Given instruction:
Your task is to transcribe the records exactly, skipping every image.

Data provided:
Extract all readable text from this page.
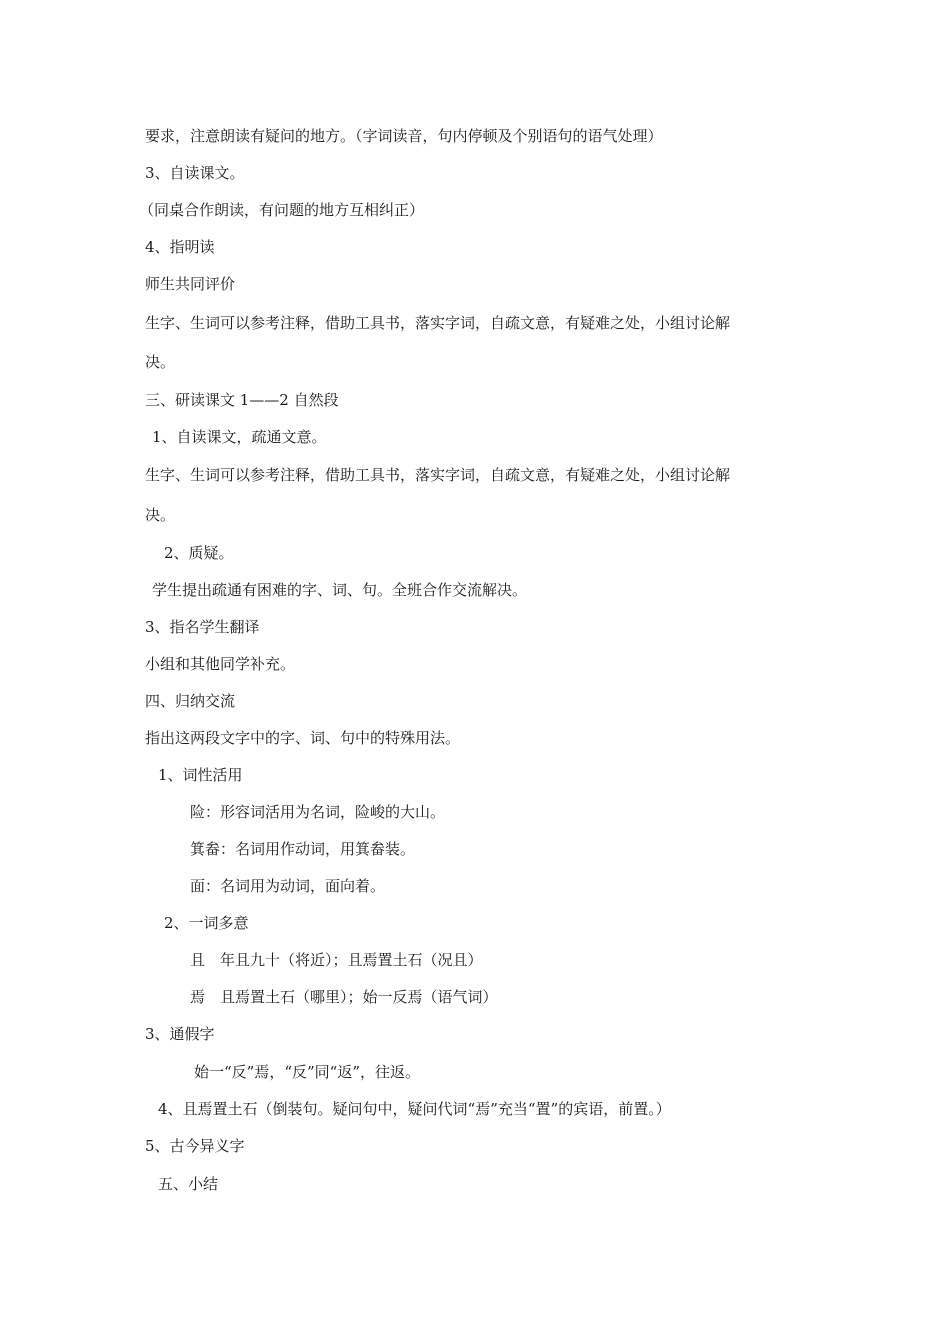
要求，注意朗读有疑问的地方。（字词读音，句内停顿及个别语句的语气处理）
3、自读课文。
（同桌合作朗读，有问题的地方互相纠正）
4、指明读
师生共同评价
生字、生词可以参考注释，借助工具书，落实字词，自疏文意，有疑难之处，小组讨论解
决。
三、研读课文 1——2 自然段
1、自读课文，疏通文意。
生字、生词可以参考注释，借助工具书，落实字词，自疏文意，有疑难之处，小组讨论解
决。
2、质疑。
学生提出疏通有困难的字、词、句。全班合作交流解决。
3、指名学生翻译
小组和其他同学补充。
四、归纳交流
指出这两段文字中的字、词、句中的特殊用法。
1、词性活用
险：形容词活用为名词，险峻的大山。
箕畚：名词用作动词，用箕畚装。
面：名词用为动词，面向着。
2、一词多意
且　年且九十（将近）；且焉置土石（况且）
焉　且焉置土石（哪里）；始一反焉（语气词）
3、通假字
始一“反”焉，“反”同“返”，往返。
4、且焉置土石（倒装句。疑问句中，疑问代词“焉”充当“置”的宾语，前置。）
5、古今异义字
五、小结
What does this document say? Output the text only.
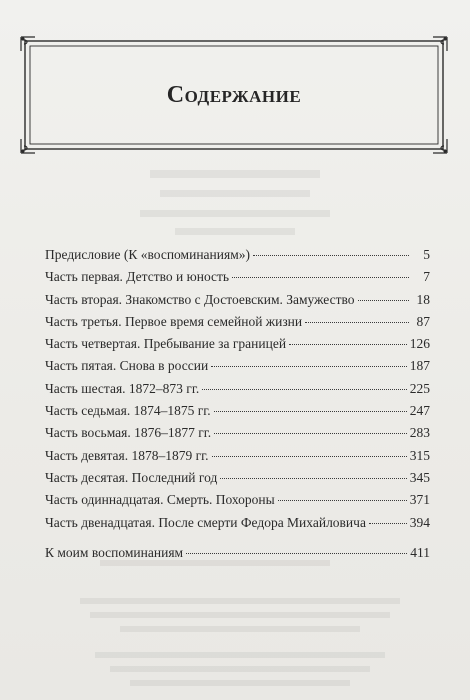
Содержание
Предисловие (К «воспоминаниям»)	5
Часть первая. Детство и юность	7
Часть вторая. Знакомство с Достоевским. Замужество	18
Часть третья. Первое время семейной жизни	87
Часть четвертая. Пребывание за границей	126
Часть пятая. Снова в россии	187
Часть шестая. 1872–873 гг.	225
Часть седьмая. 1874–1875 гг.	247
Часть восьмая. 1876–1877 гг.	283
Часть девятая. 1878–1879 гг.	315
Часть десятая. Последний год	345
Часть одиннадцатая. Смерть. Похороны	371
Часть двенадцатая. После смерти Федора Михайловича	394
К моим воспоминаниям	411
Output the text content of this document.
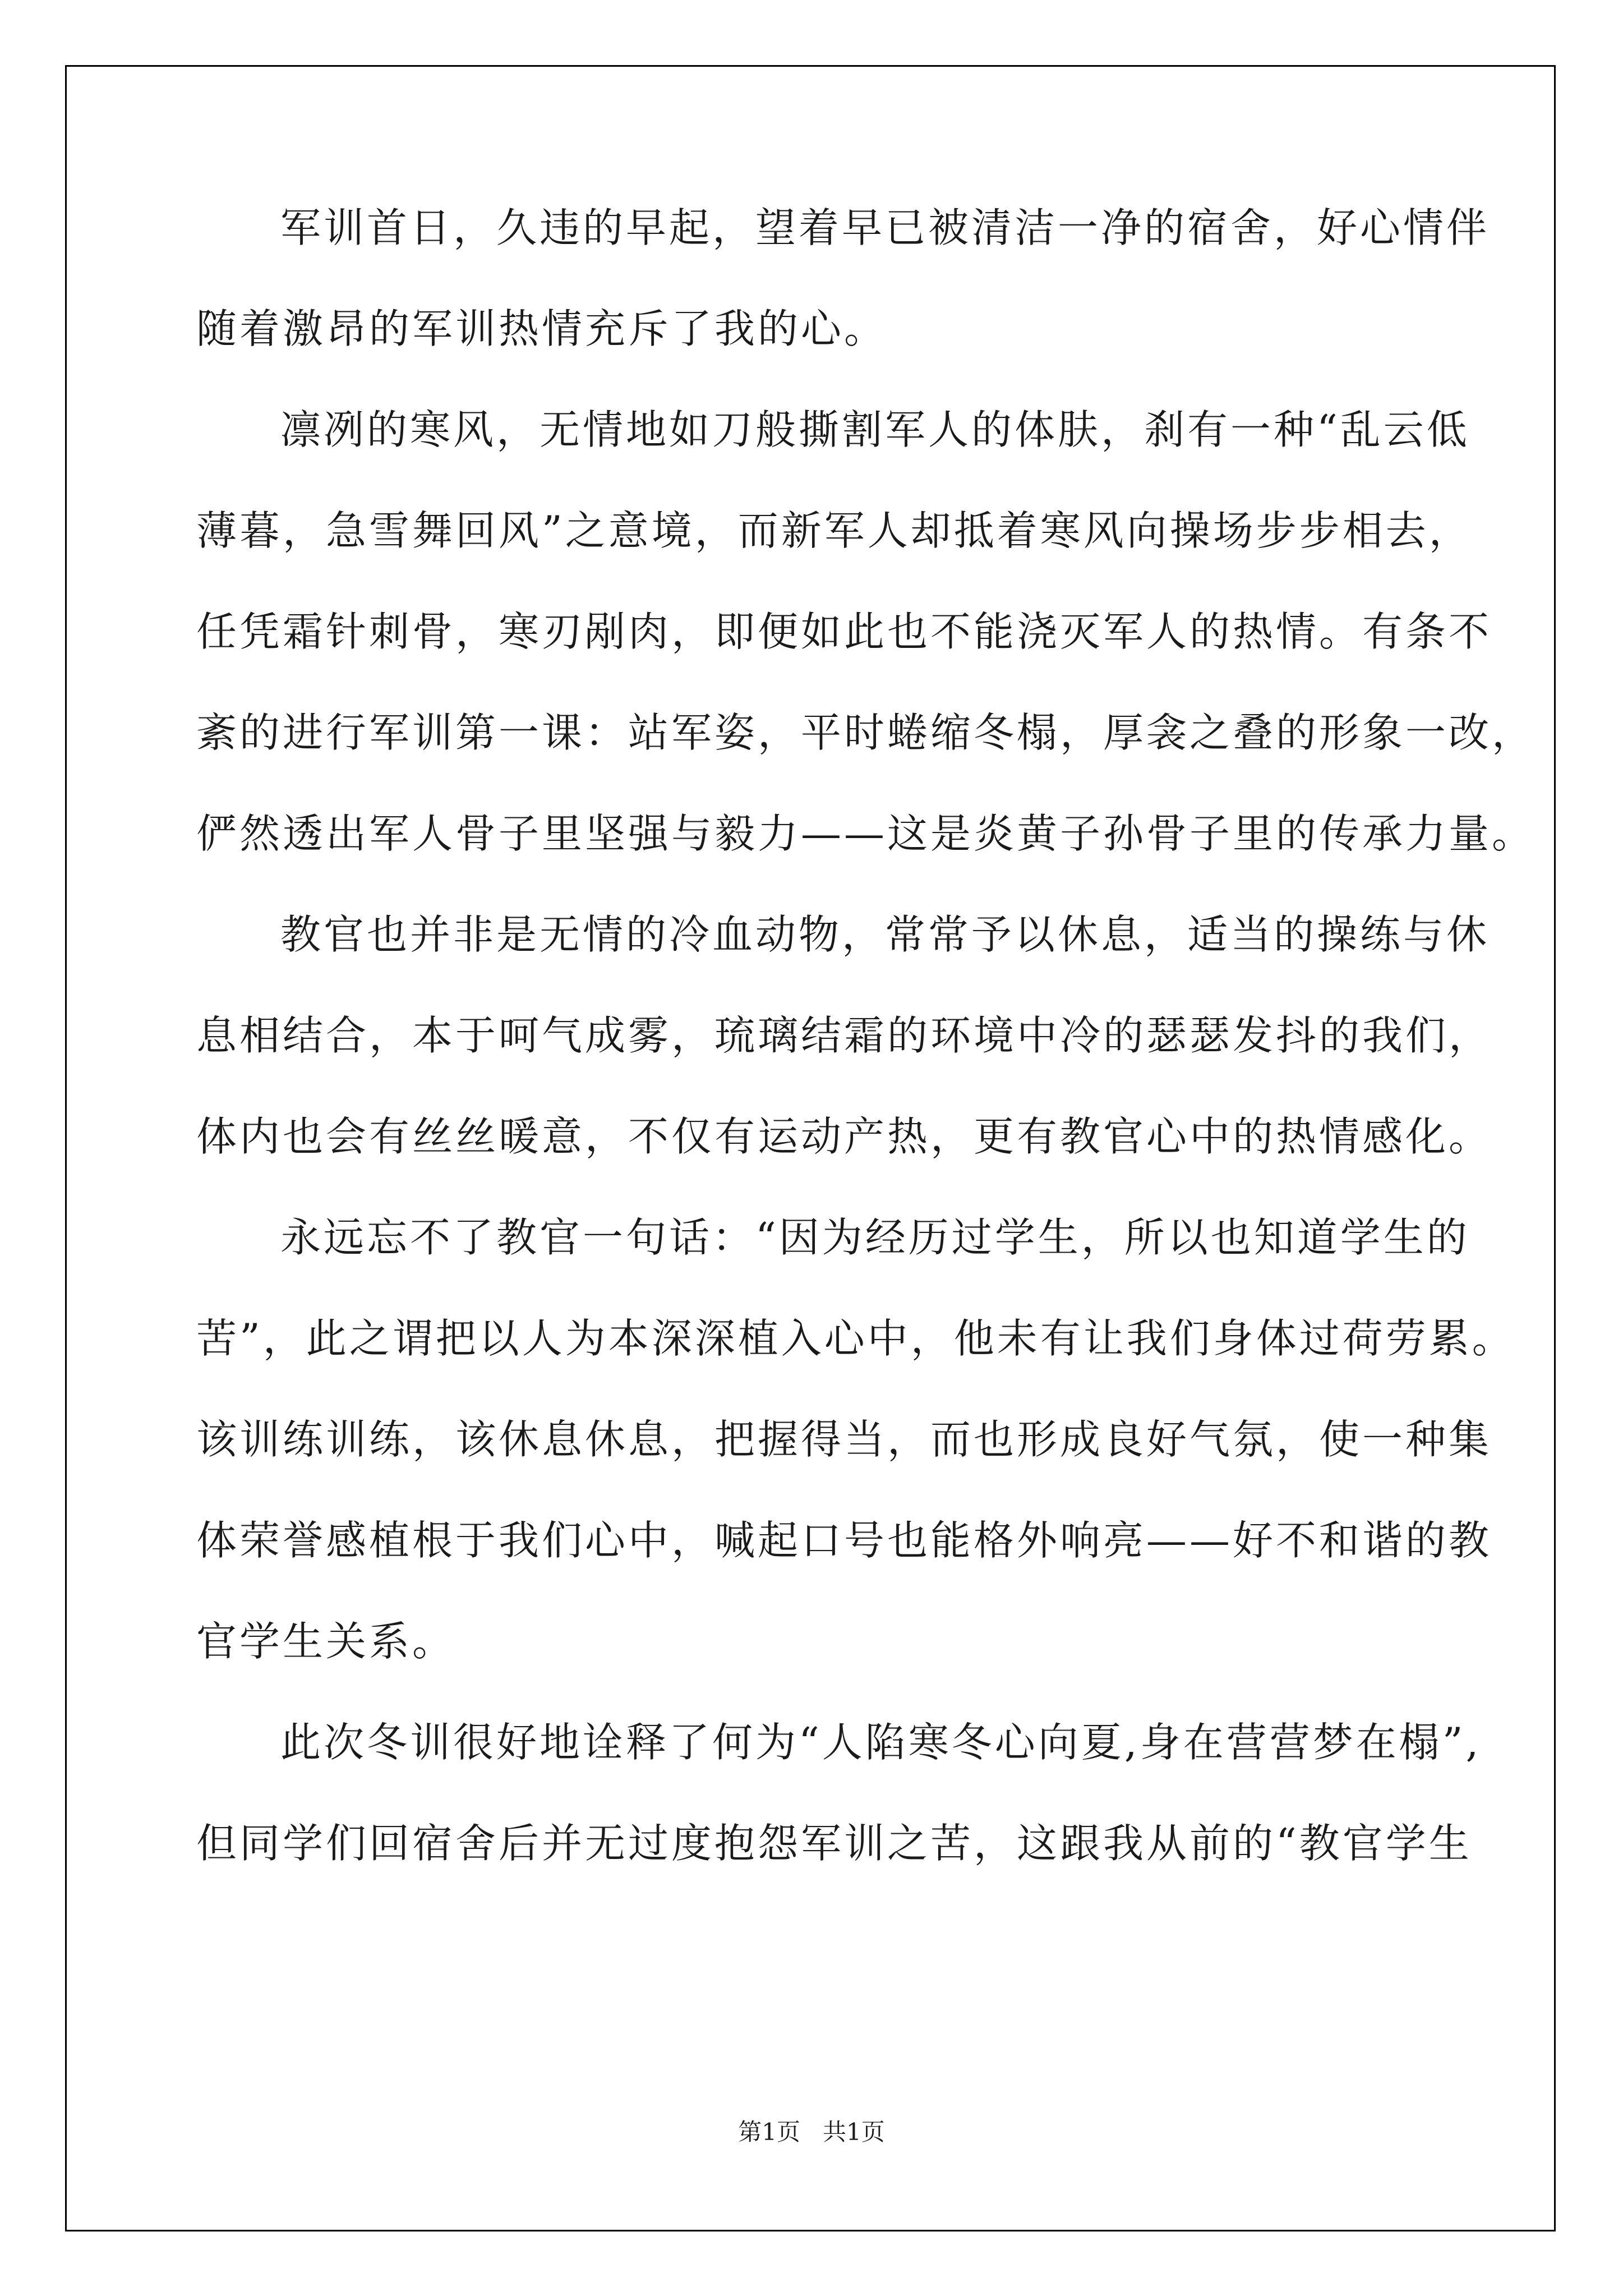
军训首日，久违的早起，望着早已被清洁一净的宿舍，好心情伴
随着激昂的军训热情充斥了我的心。
凛冽的寒风，无情地如刀般撕割军人的体肤，刹有一种“乱云低
薄暮，急雪舞回风”之意境，而新军人却抵着寒风向操场步步相去，
任凭霜针刺骨，寒刃剐肉，即便如此也不能浇灭军人的热情。有条不
紊的进行军训第一课：站军姿，平时蜷缩冬榻，厚衾之叠的形象一改，
俨然透出军人骨子里坚强与毅力——这是炎黄子孙骨子里的传承力量。
教官也并非是无情的冷血动物，常常予以休息，适当的操练与休
息相结合，本于呵气成雾，琉璃结霜的环境中冷的瑟瑟发抖的我们，
体内也会有丝丝暖意，不仅有运动产热，更有教官心中的热情感化。
永远忘不了教官一句话：“因为经历过学生，所以也知道学生的
苦”，此之谓把以人为本深深植入心中，他未有让我们身体过荷劳累。
该训练训练，该休息休息，把握得当，而也形成良好气氛，使一种集
体荣誉感植根于我们心中，喊起口号也能格外响亮——好不和谐的教
官学生关系。
此次冬训很好地诠释了何为“人陷寒冬心向夏,身在营营梦在榻”,
但同学们回宿舍后并无过度抱怨军训之苦，这跟我从前的“教官学生
第1页   共1页
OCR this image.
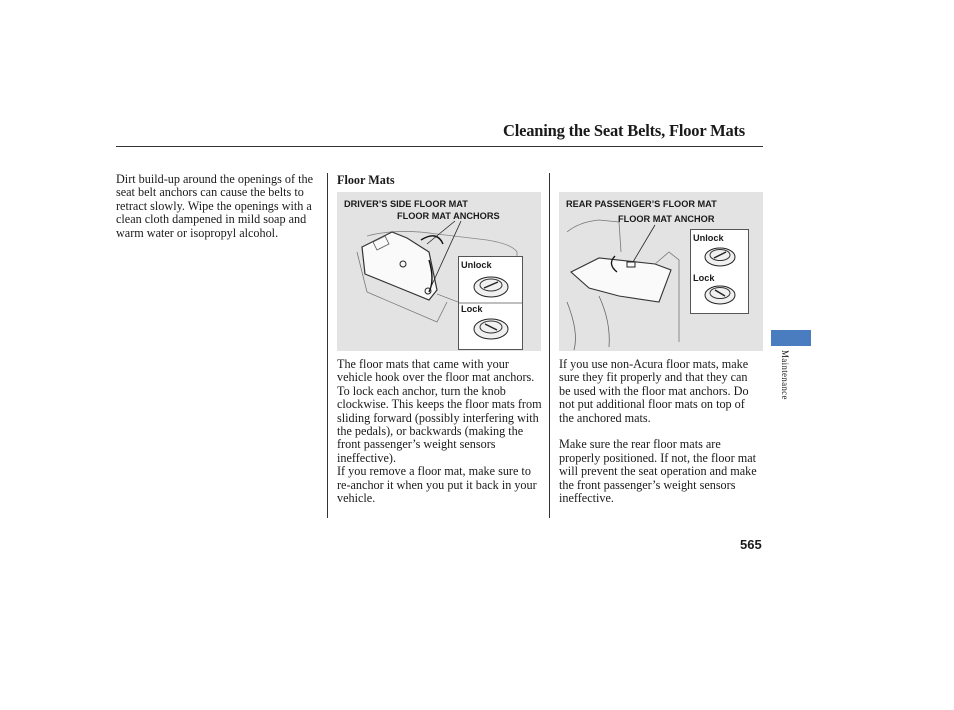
Cleaning the Seat Belts, Floor Mats
Dirt build-up around the openings of the seat belt anchors can cause the belts to retract slowly. Wipe the openings with a clean cloth dampened in mild soap and warm water or isopropyl alcohol.
Floor Mats
DRIVER’S SIDE FLOOR MAT
FLOOR MAT ANCHORS
Unlock
Lock
REAR PASSENGER’S FLOOR MAT
FLOOR MAT ANCHOR
Unlock
Lock

The floor mats that came with your vehicle hook over the floor mat anchors. To lock each anchor, turn the knob clockwise. This keeps the floor mats from sliding forward (possibly interfering with the pedals), or backwards (making the front passenger’s weight sensors ineffective).

If you remove a floor mat, make sure to re-anchor it when you put it back in your vehicle.

If you use non-Acura floor mats, make sure they fit properly and that they can be used with the floor mat anchors. Do not put additional floor mats on top of the anchored mats.

Make sure the rear floor mats are properly positioned. If not, the floor mat will prevent the seat operation and make the front passenger’s weight sensors ineffective.

565
Maintenance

Correct result:
Extract all readable text from this page.
要求，注意朗读有疑问的地方。（字词读音，句内停顿及个别语句的语气处理）
3、自读课文。
（同桌合作朗读，有问题的地方互相纠正）
4、指明读
师生共同评价
生字、生词可以参考注释，借助工具书，落实字词，自疏文意，有疑难之处，小组讨论解
决。
三、研读课文 1——2 自然段
1、自读课文，疏通文意。
生字、生词可以参考注释，借助工具书，落实字词，自疏文意，有疑难之处，小组讨论解
决。
2、质疑。
学生提出疏通有困难的字、词、句。全班合作交流解决。
3、指名学生翻译
小组和其他同学补充。
四、归纳交流
指出这两段文字中的字、词、句中的特殊用法。
1、词性活用
险：形容词活用为名词，险峻的大山。
箕畚：名词用作动词，用箕畚装。
面：名词用为动词，面向着。
2、一词多意
且　年且九十（将近）；且焉置土石（况且）
焉　且焉置土石（哪里）；始一反焉（语气词）
3、通假字
始一“反”焉，“反”同“返”，往返。
4、且焉置土石（倒装句。疑问句中，疑问代词“焉”充当“置”的宾语，前置。）
5、古今异义字
五、小结
What does this document say? Output the text only.
Содержание
Предисловие (К «воспоминаниям»)	5
Часть первая. Детство и юность	7
Часть вторая. Знакомство с Достоевским. Замужество	18
Часть третья. Первое время семейной жизни	87
Часть четвертая. Пребывание за границей	126
Часть пятая. Снова в россии	187
Часть шестая. 1872–873 гг.	225
Часть седьмая. 1874–1875 гг.	247
Часть восьмая. 1876–1877 гг.	283
Часть девятая. 1878–1879 гг.	315
Часть десятая. Последний год	345
Часть одиннадцатая. Смерть. Похороны	371
Часть двенадцатая. После смерти Федора Михайловича	394
К моим воспоминаниям	411
Output the text content of this document.
军训首日，久违的早起，望着早已被清洁一净的宿舍，好心情伴
随着激昂的军训热情充斥了我的心。
凛冽的寒风，无情地如刀般撕割军人的体肤，刹有一种“乱云低
薄暮，急雪舞回风”之意境，而新军人却抵着寒风向操场步步相去，
任凭霜针刺骨，寒刃剐肉，即便如此也不能浇灭军人的热情。有条不
紊的进行军训第一课：站军姿，平时蜷缩冬榻，厚衾之叠的形象一改，
俨然透出军人骨子里坚强与毅力——这是炎黄子孙骨子里的传承力量。
教官也并非是无情的冷血动物，常常予以休息，适当的操练与休
息相结合，本于呵气成雾，琉璃结霜的环境中冷的瑟瑟发抖的我们，
体内也会有丝丝暖意，不仅有运动产热，更有教官心中的热情感化。
永远忘不了教官一句话：“因为经历过学生，所以也知道学生的
苦”，此之谓把以人为本深深植入心中，他未有让我们身体过荷劳累。
该训练训练，该休息休息，把握得当，而也形成良好气氛，使一种集
体荣誉感植根于我们心中，喊起口号也能格外响亮——好不和谐的教
官学生关系。
此次冬训很好地诠释了何为“人陷寒冬心向夏,身在营营梦在榻”,
但同学们回宿舍后并无过度抱怨军训之苦，这跟我从前的“教官学生
第1页   共1页
OCR this image.
Cleaning the Seat Belts, Floor Mats
Dirt build-up around the openings of the seat belt anchors can cause the belts to retract slowly. Wipe the openings with a clean cloth dampened in mild soap and warm water or isopropyl alcohol.
Floor Mats
DRIVER’S SIDE FLOOR MAT
FLOOR MAT ANCHORS
Unlock
Lock
REAR PASSENGER’S FLOOR MAT
FLOOR MAT ANCHOR
Unlock
Lock

The floor mats that came with your vehicle hook over the floor mat anchors. To lock each anchor, turn the knob clockwise. This keeps the floor mats from sliding forward (possibly interfering with the pedals), or backwards (making the front passenger’s weight sensors ineffective).

If you remove a floor mat, make sure to re-anchor it when you put it back in your vehicle.

If you use non-Acura floor mats, make sure they fit properly and that they can be used with the floor mat anchors. Do not put additional floor mats on top of the anchored mats.

Make sure the rear floor mats are properly positioned. If not, the floor mat will prevent the seat operation and make the front passenger’s weight sensors ineffective.

565
Maintenance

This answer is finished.